- Task prompt: Find and copy each line of the records where the string "dotted" shows up.

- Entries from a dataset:
■ ■ ■ ■ ■ ■ ■
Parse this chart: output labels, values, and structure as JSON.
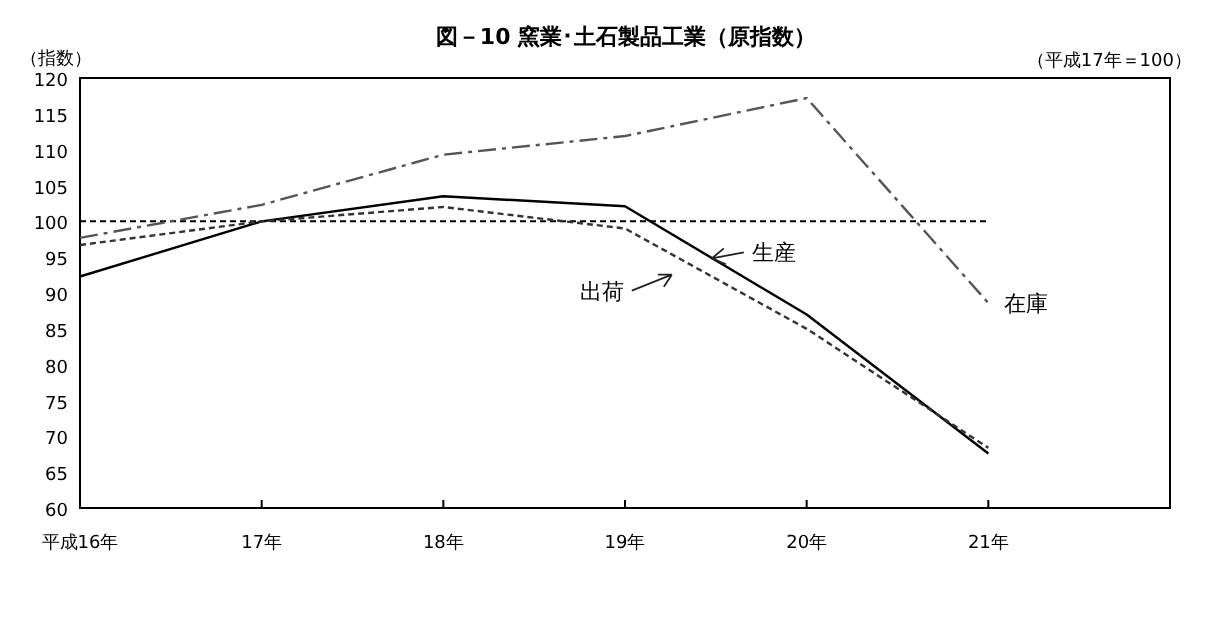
{
  "chart_data": {
    "type": "line",
    "title": "図－10 窯業･土石製品工業（原指数）",
    "ylabel": "（指数）",
    "annotations": [
      "（平成17年＝100）"
    ],
    "categories": [
      "平成16年",
      "17年",
      "18年",
      "19年",
      "20年",
      "21年",
      null
    ],
    "ylim": [
      60,
      120
    ],
    "yticks": [
      60,
      65,
      70,
      75,
      80,
      85,
      90,
      95,
      100,
      105,
      110,
      115,
      120
    ],
    "grid": false,
    "ref_lines": [
      {
        "axis": "y",
        "value": 100,
        "color": "#000000",
        "line_style": "dotted"
      }
    ],
    "series": [
      {
        "name": "生産",
        "color": "#000000",
        "line_style": "solid",
        "values": [
          92.3,
          100,
          103.5,
          102.1,
          87,
          67.6,
          null
        ]
      },
      {
        "name": "出荷",
        "color": "#333333",
        "line_style": "dotted",
        "values": [
          96.7,
          100,
          102,
          99,
          85,
          68.4,
          null
        ]
      },
      {
        "name": "在庫",
        "color": "#555555",
        "line_style": "dashed",
        "values": [
          97.7,
          102.3,
          109.3,
          111.9,
          117.2,
          88.6,
          null
        ]
      }
    ]
  }
}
■ ■ ■ ■ ■ ■ ■
- The response:
        "line_style": "dotted"
        "line_style": "dotted",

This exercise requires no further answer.